(Figure record listings)
# # #

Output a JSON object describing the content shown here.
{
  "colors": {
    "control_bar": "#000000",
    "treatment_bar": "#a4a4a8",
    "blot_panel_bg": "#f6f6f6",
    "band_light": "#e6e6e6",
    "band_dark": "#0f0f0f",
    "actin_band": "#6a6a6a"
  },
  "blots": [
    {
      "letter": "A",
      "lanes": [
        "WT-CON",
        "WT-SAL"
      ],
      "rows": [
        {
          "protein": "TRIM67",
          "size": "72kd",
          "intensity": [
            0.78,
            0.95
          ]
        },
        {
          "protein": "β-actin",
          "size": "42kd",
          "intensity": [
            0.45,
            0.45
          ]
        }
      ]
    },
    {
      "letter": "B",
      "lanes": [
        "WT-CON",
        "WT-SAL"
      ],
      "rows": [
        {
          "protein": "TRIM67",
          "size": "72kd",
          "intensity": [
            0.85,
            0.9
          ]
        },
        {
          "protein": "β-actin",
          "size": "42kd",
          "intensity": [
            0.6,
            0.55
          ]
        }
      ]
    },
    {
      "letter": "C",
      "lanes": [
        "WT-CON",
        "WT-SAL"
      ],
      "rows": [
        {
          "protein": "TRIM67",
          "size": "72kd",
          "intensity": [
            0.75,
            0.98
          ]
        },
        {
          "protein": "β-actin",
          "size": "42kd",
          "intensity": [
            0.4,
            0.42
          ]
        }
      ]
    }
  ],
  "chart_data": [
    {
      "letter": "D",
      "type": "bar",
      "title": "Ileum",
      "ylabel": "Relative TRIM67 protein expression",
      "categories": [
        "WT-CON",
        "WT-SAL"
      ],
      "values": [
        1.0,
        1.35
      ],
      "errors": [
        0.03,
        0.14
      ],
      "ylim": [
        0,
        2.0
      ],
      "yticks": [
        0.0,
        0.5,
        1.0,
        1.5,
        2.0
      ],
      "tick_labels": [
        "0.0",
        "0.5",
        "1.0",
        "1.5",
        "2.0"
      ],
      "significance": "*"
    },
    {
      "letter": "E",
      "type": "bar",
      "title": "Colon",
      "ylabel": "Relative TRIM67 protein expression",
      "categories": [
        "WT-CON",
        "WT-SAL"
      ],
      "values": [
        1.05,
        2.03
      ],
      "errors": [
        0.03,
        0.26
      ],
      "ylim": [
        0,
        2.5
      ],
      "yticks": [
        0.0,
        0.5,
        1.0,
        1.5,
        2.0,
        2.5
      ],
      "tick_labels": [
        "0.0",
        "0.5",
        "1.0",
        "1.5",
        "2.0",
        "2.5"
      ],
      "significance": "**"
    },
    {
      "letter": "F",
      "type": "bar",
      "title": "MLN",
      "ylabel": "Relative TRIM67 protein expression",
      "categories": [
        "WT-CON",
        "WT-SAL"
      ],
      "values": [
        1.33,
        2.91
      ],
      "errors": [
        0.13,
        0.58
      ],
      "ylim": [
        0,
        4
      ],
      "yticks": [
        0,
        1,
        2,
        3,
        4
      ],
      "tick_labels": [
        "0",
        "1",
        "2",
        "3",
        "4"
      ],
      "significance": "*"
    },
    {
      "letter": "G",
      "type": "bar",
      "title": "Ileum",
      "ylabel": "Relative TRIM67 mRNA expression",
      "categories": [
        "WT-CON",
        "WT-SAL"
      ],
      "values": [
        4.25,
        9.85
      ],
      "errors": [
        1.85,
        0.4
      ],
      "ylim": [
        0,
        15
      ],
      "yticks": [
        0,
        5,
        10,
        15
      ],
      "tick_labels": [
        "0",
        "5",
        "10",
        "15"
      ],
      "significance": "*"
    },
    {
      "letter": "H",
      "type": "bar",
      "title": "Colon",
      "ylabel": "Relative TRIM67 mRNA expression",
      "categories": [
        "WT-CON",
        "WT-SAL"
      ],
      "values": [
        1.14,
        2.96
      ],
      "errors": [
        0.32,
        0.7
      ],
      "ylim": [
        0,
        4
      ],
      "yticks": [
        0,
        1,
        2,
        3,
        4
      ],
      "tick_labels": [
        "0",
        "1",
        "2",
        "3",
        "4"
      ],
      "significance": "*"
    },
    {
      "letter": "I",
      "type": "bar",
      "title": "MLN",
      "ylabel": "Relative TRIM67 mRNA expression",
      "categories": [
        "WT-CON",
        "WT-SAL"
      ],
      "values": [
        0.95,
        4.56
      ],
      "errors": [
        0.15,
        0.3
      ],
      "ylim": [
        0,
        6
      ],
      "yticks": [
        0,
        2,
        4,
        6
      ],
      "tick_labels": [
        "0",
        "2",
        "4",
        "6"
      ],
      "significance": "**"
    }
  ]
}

# # #

TASK TO COMPLETE
Repeat each line above exactly as written.

RESPONSE
Output a JSON object describing the content shown here.
{
  "colors": {
    "control_bar": "#000000",
    "treatment_bar": "#a4a4a8",
    "blot_panel_bg": "#f6f6f6",
    "band_light": "#e6e6e6",
    "band_dark": "#0f0f0f",
    "actin_band": "#6a6a6a"
  },
  "blots": [
    {
      "letter": "A",
      "lanes": [
        "WT-CON",
        "WT-SAL"
      ],
      "rows": [
        {
          "protein": "TRIM67",
          "size": "72kd",
          "intensity": [
            0.78,
            0.95
          ]
        },
        {
          "protein": "β-actin",
          "size": "42kd",
          "intensity": [
            0.45,
            0.45
          ]
        }
      ]
    },
    {
      "letter": "B",
      "lanes": [
        "WT-CON",
        "WT-SAL"
      ],
      "rows": [
        {
          "protein": "TRIM67",
          "size": "72kd",
          "intensity": [
            0.85,
            0.9
          ]
        },
        {
          "protein": "β-actin",
          "size": "42kd",
          "intensity": [
            0.6,
            0.55
          ]
        }
      ]
    },
    {
      "letter": "C",
      "lanes": [
        "WT-CON",
        "WT-SAL"
      ],
      "rows": [
        {
          "protein": "TRIM67",
          "size": "72kd",
          "intensity": [
            0.75,
            0.98
          ]
        },
        {
          "protein": "β-actin",
          "size": "42kd",
          "intensity": [
            0.4,
            0.42
          ]
        }
      ]
    }
  ],
  "chart_data": [
    {
      "letter": "D",
      "type": "bar",
      "title": "Ileum",
      "ylabel": "Relative TRIM67 protein expression",
      "categories": [
        "WT-CON",
        "WT-SAL"
      ],
      "values": [
        1.0,
        1.35
      ],
      "errors": [
        0.03,
        0.14
      ],
      "ylim": [
        0,
        2.0
      ],
      "yticks": [
        0.0,
        0.5,
        1.0,
        1.5,
        2.0
      ],
      "tick_labels": [
        "0.0",
        "0.5",
        "1.0",
        "1.5",
        "2.0"
      ],
      "significance": "*"
    },
    {
      "letter": "E",
      "type": "bar",
      "title": "Colon",
      "ylabel": "Relative TRIM67 protein expression",
      "categories": [
        "WT-CON",
        "WT-SAL"
      ],
      "values": [
        1.05,
        2.03
      ],
      "errors": [
        0.03,
        0.26
      ],
      "ylim": [
        0,
        2.5
      ],
      "yticks": [
        0.0,
        0.5,
        1.0,
        1.5,
        2.0,
        2.5
      ],
      "tick_labels": [
        "0.0",
        "0.5",
        "1.0",
        "1.5",
        "2.0",
        "2.5"
      ],
      "significance": "**"
    },
    {
      "letter": "F",
      "type": "bar",
      "title": "MLN",
      "ylabel": "Relative TRIM67 protein expression",
      "categories": [
        "WT-CON",
        "WT-SAL"
      ],
      "values": [
        1.33,
        2.91
      ],
      "errors": [
        0.13,
        0.58
      ],
      "ylim": [
        0,
        4
      ],
      "yticks": [
        0,
        1,
        2,
        3,
        4
      ],
      "tick_labels": [
        "0",
        "1",
        "2",
        "3",
        "4"
      ],
      "significance": "*"
    },
    {
      "letter": "G",
      "type": "bar",
      "title": "Ileum",
      "ylabel": "Relative TRIM67 mRNA expression",
      "categories": [
        "WT-CON",
        "WT-SAL"
      ],
      "values": [
        4.25,
        9.85
      ],
      "errors": [
        1.85,
        0.4
      ],
      "ylim": [
        0,
        15
      ],
      "yticks": [
        0,
        5,
        10,
        15
      ],
      "tick_labels": [
        "0",
        "5",
        "10",
        "15"
      ],
      "significance": "*"
    },
    {
      "letter": "H",
      "type": "bar",
      "title": "Colon",
      "ylabel": "Relative TRIM67 mRNA expression",
      "categories": [
        "WT-CON",
        "WT-SAL"
      ],
      "values": [
        1.14,
        2.96
      ],
      "errors": [
        0.32,
        0.7
      ],
      "ylim": [
        0,
        4
      ],
      "yticks": [
        0,
        1,
        2,
        3,
        4
      ],
      "tick_labels": [
        "0",
        "1",
        "2",
        "3",
        "4"
      ],
      "significance": "*"
    },
    {
      "letter": "I",
      "type": "bar",
      "title": "MLN",
      "ylabel": "Relative TRIM67 mRNA expression",
      "categories": [
        "WT-CON",
        "WT-SAL"
      ],
      "values": [
        0.95,
        4.56
      ],
      "errors": [
        0.15,
        0.3
      ],
      "ylim": [
        0,
        6
      ],
      "yticks": [
        0,
        2,
        4,
        6
      ],
      "tick_labels": [
        "0",
        "2",
        "4",
        "6"
      ],
      "significance": "**"
    }
  ]
}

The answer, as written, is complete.